**Direction:** Can you pull out each line of the data below that includes the word "color"?
───── Record extracts
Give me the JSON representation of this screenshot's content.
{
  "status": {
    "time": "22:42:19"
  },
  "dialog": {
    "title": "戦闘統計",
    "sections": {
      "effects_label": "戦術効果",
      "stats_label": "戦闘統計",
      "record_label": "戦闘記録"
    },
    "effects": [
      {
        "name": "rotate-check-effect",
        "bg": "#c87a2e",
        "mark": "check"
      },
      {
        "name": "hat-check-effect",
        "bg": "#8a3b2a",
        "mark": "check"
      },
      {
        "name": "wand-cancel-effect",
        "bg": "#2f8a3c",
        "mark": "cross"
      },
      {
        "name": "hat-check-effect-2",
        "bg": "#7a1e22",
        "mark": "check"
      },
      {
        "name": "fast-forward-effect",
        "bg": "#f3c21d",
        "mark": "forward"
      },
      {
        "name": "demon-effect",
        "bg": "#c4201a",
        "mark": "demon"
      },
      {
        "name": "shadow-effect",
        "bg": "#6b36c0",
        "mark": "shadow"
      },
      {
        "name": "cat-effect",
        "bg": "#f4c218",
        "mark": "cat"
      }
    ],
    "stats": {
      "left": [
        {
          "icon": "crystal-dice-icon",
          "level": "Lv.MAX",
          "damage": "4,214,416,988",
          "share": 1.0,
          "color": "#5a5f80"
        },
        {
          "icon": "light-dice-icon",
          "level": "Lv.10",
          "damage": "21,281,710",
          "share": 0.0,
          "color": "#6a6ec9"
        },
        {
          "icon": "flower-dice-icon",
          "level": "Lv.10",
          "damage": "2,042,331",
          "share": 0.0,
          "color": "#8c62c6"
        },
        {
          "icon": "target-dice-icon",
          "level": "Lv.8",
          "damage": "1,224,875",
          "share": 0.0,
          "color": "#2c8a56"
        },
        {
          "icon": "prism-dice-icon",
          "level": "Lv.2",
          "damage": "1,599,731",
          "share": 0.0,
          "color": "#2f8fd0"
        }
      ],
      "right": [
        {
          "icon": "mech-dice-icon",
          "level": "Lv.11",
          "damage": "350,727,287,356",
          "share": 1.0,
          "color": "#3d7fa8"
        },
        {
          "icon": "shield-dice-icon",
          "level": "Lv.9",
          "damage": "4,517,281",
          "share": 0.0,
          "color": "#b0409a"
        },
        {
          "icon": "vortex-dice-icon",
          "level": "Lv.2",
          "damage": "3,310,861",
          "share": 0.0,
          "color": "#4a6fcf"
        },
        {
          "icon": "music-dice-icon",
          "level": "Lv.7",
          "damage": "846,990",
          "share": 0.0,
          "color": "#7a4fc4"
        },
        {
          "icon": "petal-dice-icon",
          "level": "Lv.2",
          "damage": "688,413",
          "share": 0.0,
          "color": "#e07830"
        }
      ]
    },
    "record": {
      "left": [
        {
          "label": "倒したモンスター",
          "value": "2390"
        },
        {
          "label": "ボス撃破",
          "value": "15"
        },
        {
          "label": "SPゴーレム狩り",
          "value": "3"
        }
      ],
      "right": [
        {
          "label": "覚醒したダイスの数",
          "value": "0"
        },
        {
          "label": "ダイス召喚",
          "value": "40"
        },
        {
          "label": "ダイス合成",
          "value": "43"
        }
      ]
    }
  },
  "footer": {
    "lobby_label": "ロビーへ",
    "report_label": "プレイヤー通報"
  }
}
──────────
**Expected output:**
          "color": "#5a5f80"
          "color": "#6a6ec9"
          "color": "#8c62c6"
          "color": "#2c8a56"
          "color": "#2f8fd0"
          "color": "#3d7fa8"
          "color": "#b0409a"
          "color": "#4a6fcf"
          "color": "#7a4fc4"
          "color": "#e07830"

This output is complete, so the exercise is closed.